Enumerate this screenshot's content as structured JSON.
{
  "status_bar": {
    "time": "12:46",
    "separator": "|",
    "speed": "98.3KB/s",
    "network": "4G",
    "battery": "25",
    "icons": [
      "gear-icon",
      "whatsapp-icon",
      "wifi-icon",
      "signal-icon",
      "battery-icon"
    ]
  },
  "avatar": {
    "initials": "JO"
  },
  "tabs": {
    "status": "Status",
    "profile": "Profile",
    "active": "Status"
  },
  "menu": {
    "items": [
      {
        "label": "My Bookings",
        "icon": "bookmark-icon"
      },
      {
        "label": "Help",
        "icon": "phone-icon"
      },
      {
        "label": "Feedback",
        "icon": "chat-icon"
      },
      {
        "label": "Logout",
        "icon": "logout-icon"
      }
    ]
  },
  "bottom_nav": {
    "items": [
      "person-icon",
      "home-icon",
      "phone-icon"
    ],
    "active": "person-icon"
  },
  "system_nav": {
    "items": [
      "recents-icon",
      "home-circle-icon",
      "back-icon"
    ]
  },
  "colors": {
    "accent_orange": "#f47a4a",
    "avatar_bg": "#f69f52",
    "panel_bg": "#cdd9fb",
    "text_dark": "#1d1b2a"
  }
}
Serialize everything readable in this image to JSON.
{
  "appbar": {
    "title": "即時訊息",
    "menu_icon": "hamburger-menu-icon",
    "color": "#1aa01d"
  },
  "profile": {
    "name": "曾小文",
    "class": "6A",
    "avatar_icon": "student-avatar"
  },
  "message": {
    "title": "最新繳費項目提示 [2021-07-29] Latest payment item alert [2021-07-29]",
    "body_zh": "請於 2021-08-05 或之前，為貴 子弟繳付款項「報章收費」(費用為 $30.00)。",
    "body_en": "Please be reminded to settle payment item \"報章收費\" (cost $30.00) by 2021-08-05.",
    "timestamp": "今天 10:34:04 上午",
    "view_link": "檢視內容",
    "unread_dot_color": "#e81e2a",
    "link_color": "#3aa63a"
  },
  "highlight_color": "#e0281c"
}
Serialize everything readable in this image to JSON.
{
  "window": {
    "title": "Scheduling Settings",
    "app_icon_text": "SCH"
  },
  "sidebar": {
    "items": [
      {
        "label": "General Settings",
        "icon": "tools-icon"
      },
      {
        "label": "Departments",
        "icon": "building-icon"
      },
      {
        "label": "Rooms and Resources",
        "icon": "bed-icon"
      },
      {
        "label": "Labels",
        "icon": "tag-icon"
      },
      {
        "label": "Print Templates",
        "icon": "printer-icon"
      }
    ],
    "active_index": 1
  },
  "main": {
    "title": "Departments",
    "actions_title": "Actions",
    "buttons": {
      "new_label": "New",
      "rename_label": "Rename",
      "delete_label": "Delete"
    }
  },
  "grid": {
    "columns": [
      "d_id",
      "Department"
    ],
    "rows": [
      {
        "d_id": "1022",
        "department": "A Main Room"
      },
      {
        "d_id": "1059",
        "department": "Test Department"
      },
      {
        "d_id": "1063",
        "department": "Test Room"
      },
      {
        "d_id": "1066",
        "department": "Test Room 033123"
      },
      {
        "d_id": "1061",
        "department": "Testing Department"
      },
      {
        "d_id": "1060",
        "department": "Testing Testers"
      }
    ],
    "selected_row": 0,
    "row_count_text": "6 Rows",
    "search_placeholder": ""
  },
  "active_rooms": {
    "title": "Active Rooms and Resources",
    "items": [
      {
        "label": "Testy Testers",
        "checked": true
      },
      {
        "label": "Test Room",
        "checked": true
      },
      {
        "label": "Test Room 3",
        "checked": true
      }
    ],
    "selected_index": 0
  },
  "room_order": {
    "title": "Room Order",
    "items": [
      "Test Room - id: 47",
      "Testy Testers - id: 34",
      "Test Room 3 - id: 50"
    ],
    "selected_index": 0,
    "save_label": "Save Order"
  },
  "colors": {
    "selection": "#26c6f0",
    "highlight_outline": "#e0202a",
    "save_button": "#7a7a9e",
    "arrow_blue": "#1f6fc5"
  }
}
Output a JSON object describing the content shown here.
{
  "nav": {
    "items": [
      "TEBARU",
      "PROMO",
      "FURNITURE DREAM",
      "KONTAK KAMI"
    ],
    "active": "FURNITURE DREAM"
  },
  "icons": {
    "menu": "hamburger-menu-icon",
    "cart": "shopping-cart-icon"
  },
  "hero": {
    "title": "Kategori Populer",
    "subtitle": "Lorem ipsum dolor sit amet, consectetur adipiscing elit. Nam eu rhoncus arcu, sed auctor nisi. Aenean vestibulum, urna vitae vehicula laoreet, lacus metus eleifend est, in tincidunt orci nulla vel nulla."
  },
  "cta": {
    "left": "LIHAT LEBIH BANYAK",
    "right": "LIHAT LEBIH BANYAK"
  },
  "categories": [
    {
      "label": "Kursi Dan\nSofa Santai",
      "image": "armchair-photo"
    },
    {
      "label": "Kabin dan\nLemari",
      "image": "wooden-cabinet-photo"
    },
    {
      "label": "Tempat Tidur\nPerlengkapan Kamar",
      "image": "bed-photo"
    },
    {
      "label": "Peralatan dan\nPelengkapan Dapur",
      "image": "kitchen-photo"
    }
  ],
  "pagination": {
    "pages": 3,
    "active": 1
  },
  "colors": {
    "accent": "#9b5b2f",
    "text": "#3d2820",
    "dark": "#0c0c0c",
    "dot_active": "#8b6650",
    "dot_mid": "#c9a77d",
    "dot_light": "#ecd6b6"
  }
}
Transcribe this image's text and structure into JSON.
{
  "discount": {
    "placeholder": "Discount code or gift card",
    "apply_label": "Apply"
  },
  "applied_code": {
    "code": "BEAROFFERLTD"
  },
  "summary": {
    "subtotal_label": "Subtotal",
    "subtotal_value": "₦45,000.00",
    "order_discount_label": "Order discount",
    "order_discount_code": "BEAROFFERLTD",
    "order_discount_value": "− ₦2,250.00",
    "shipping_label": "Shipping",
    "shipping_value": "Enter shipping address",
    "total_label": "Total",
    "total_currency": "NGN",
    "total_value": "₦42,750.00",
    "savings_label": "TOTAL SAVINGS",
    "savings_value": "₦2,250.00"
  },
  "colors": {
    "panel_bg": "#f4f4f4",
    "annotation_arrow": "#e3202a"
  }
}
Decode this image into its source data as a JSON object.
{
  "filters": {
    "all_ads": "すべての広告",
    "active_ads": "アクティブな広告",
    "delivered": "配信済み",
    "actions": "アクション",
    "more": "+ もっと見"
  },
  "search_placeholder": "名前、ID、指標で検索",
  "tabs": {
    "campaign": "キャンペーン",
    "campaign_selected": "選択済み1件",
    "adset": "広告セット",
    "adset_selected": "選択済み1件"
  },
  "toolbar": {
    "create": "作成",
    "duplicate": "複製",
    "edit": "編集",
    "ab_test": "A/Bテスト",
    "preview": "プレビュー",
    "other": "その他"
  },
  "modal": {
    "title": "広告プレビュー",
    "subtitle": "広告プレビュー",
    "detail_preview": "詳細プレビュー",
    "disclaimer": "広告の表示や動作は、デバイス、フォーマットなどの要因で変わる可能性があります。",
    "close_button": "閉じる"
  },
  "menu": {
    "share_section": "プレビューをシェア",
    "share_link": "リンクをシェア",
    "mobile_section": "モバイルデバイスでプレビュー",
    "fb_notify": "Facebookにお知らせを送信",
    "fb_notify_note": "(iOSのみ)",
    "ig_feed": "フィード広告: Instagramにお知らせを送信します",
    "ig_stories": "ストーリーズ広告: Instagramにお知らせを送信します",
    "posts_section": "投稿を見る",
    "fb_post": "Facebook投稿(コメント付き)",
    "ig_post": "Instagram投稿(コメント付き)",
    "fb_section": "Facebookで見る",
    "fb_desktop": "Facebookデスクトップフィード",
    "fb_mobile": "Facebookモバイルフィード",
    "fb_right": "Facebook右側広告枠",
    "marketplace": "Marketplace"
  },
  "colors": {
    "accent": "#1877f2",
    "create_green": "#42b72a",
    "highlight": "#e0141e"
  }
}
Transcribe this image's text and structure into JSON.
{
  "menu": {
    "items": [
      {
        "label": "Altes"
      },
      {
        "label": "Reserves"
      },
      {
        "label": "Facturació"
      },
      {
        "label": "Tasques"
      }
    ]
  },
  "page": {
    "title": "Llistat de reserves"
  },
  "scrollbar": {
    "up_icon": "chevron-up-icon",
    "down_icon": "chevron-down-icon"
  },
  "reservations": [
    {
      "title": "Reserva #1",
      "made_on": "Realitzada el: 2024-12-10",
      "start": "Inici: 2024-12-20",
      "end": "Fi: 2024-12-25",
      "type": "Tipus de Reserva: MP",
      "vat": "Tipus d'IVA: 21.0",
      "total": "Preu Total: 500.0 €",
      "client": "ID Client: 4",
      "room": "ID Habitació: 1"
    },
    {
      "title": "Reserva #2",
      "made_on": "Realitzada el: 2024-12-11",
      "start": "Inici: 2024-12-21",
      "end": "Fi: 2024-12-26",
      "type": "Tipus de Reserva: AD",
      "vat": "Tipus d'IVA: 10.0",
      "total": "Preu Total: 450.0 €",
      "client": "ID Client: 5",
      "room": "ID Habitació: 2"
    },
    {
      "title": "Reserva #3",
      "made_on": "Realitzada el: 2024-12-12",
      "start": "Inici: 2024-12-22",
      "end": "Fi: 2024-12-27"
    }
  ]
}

• • • • •

* _To be done_
Copy each line of the entries that includes the word "BANYAK".

* _Solution for this task_
    "left": "LIHAT LEBIH BANYAK",
    "right": "LIHAT LEBIH BANYAK"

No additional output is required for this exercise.